### To do
Please find all lines in the data that hold the string "nизвещатель" and copy them.

### Rows
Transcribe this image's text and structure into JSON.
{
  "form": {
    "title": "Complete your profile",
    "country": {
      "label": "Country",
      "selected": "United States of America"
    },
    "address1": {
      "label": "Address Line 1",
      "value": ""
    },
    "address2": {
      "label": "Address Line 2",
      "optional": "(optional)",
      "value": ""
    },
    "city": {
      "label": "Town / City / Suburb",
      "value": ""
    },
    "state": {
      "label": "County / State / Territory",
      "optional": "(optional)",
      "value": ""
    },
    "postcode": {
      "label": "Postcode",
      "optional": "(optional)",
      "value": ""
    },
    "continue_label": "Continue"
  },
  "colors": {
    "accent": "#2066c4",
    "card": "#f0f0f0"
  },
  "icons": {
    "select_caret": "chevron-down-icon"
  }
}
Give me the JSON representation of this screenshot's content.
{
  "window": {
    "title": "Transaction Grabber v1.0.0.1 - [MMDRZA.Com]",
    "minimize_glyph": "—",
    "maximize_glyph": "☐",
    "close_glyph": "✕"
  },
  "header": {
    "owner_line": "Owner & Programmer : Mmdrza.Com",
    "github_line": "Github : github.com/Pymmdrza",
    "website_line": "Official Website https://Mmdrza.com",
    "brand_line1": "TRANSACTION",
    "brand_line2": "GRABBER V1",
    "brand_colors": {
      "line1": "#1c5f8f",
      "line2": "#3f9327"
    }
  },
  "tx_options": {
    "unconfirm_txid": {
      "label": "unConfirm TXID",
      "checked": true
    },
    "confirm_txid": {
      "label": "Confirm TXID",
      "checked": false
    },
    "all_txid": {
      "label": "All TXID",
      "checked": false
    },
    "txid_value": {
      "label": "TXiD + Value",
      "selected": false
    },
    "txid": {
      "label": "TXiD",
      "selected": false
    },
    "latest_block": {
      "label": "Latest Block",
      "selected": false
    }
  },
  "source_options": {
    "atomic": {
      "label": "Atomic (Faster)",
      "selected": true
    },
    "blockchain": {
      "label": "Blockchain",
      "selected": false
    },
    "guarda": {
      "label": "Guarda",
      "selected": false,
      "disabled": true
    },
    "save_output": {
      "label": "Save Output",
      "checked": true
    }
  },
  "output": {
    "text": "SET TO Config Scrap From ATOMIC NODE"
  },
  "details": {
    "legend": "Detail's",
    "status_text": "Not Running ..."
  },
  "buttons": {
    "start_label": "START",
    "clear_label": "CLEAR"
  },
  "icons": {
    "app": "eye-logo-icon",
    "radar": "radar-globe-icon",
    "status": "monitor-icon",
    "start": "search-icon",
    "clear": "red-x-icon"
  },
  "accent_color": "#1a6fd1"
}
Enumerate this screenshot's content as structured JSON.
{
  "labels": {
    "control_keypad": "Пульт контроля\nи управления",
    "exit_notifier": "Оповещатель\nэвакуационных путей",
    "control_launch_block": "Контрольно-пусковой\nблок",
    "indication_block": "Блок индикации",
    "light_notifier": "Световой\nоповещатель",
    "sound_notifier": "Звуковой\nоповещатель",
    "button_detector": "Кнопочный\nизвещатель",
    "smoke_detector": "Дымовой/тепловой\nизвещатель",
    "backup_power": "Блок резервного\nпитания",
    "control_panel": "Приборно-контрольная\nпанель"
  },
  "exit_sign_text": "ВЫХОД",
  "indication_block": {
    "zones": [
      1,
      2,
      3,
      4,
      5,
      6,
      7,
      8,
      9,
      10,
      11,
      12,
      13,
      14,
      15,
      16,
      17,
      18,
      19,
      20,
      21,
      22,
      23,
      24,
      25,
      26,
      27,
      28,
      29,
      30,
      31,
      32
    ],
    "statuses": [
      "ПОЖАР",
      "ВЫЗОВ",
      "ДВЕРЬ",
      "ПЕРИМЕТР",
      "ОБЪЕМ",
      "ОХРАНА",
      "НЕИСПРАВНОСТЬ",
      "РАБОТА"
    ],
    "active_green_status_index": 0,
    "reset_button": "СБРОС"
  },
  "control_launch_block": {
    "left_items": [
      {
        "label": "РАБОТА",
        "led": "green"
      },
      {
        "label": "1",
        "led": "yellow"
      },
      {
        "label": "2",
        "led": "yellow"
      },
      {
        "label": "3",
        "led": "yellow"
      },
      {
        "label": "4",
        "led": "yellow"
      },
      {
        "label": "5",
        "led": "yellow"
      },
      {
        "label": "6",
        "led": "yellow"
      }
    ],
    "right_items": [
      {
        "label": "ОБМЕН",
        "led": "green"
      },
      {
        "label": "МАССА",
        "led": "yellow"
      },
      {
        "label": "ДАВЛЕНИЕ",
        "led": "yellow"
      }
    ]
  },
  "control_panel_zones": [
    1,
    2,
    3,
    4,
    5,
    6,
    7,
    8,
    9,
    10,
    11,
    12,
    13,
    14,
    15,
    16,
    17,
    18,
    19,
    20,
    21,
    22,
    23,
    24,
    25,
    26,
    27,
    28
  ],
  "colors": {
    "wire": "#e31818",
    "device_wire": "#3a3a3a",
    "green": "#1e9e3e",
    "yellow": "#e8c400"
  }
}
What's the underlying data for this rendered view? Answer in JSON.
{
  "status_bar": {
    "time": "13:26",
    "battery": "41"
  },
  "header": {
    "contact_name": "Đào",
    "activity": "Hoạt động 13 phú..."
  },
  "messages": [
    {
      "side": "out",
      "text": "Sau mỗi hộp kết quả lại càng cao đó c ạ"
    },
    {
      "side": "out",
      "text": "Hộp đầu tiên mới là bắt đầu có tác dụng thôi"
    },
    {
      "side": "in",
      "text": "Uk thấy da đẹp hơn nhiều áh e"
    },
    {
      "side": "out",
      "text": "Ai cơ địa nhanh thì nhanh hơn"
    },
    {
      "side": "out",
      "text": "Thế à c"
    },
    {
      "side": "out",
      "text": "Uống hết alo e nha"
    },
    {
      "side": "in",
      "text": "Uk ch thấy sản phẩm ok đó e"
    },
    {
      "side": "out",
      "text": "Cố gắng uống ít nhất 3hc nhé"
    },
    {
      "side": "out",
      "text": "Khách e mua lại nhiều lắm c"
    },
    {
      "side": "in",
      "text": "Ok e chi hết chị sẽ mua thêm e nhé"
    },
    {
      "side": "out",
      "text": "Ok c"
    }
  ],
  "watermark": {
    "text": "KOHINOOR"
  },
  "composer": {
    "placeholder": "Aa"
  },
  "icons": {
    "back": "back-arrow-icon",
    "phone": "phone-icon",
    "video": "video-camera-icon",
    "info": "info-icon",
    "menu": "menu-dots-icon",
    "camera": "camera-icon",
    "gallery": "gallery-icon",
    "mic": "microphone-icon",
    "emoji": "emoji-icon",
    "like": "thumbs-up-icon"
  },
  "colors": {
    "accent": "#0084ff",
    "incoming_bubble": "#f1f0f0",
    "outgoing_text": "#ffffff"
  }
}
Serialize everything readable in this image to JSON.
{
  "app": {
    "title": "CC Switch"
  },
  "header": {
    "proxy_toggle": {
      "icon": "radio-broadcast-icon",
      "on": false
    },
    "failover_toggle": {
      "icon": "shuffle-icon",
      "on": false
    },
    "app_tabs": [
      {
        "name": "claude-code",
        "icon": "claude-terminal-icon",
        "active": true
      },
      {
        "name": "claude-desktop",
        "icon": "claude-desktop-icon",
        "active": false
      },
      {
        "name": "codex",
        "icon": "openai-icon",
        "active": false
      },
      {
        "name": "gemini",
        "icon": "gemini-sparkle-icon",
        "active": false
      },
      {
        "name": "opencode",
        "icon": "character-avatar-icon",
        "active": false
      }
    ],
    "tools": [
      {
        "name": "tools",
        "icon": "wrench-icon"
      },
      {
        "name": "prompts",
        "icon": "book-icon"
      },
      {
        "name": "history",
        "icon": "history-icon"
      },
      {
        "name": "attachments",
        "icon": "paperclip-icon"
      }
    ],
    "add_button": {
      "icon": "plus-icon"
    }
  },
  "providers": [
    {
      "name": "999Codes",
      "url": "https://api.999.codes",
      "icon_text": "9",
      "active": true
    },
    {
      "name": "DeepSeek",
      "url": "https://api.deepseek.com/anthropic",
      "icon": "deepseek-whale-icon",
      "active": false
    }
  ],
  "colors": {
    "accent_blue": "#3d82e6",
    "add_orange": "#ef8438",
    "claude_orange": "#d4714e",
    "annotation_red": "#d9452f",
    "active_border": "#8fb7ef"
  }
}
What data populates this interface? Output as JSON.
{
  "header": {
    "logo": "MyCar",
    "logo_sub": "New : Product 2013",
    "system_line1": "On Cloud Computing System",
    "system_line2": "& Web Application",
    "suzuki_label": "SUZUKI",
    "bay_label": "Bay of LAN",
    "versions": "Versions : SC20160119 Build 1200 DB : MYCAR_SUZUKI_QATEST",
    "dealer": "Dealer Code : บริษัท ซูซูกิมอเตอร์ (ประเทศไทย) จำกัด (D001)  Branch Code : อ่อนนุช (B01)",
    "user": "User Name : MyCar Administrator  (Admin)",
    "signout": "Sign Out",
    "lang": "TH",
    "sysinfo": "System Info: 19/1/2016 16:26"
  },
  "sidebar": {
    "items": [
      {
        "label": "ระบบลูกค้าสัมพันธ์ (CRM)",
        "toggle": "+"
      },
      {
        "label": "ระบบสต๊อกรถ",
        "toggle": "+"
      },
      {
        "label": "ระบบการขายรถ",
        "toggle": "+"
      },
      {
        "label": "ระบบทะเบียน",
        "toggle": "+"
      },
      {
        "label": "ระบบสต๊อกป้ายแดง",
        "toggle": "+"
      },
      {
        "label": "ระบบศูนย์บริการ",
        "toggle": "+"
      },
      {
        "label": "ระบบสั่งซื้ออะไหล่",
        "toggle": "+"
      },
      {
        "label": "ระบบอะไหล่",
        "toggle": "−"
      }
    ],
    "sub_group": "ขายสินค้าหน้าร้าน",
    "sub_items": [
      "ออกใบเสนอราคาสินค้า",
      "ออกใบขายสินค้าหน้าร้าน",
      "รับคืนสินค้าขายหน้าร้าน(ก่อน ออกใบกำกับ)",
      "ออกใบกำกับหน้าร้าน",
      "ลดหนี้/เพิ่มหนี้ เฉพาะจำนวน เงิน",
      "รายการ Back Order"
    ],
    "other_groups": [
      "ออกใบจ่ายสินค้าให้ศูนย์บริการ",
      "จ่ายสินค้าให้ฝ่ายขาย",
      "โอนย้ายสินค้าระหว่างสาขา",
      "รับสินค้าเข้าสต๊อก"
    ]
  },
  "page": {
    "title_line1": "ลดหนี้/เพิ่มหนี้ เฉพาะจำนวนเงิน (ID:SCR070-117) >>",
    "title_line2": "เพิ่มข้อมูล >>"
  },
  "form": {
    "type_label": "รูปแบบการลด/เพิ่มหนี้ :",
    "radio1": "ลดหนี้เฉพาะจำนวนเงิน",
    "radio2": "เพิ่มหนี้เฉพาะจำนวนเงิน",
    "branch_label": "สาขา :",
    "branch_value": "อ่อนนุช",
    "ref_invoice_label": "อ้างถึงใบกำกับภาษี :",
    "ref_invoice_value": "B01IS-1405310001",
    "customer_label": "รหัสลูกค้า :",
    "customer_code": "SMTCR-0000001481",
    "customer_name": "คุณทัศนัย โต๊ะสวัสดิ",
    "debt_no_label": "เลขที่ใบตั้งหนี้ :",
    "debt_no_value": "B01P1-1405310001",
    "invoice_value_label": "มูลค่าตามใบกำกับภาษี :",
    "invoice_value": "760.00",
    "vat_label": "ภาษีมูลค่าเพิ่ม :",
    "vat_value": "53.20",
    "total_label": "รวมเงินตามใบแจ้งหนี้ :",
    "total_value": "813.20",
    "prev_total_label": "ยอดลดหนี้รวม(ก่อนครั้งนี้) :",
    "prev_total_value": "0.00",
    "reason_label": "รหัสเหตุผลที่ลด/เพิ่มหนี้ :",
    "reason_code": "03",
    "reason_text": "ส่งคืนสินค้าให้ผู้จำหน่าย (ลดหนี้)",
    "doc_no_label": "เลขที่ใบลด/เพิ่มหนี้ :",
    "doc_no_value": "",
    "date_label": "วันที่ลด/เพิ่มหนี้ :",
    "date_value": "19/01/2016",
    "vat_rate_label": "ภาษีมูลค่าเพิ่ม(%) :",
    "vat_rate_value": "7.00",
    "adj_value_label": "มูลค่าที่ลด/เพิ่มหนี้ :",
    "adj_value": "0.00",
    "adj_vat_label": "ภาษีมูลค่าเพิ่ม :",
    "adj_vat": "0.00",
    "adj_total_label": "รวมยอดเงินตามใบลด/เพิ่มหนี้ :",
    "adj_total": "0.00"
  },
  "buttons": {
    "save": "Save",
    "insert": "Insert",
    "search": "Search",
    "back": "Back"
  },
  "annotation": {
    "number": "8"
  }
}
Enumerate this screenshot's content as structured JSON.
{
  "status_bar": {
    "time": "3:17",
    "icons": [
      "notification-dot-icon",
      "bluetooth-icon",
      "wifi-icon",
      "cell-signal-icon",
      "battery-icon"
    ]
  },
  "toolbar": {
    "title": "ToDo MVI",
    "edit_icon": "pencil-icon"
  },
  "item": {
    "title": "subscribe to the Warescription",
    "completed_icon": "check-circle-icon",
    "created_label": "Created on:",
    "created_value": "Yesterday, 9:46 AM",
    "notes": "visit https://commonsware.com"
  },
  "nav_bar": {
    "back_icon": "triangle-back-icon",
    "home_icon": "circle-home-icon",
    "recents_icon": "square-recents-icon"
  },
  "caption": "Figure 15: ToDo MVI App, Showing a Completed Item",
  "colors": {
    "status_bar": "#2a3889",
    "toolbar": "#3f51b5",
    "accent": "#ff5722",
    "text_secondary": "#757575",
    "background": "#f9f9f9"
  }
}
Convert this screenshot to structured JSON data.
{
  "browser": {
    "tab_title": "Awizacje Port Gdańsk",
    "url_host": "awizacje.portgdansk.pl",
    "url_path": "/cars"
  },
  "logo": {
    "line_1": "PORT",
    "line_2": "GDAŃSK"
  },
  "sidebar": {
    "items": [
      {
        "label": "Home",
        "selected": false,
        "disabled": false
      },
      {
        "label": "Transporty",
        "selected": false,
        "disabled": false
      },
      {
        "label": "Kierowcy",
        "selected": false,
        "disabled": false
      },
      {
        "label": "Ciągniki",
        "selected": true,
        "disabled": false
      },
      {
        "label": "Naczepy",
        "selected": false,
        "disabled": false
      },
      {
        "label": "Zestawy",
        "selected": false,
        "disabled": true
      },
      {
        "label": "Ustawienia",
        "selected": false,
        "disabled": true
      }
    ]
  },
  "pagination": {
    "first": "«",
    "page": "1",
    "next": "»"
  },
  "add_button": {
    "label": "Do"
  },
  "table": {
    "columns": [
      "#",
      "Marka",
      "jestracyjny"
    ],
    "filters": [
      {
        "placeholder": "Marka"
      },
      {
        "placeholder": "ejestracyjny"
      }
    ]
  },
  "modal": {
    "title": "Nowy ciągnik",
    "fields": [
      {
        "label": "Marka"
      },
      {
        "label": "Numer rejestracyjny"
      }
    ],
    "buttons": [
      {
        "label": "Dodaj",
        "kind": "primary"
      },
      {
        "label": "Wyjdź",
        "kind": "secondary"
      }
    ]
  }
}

### Task response
    "button_detector": "Кнопочный\nизвещатель",
    "smoke_detector": "Дымовой/тепловой\nизвещатель",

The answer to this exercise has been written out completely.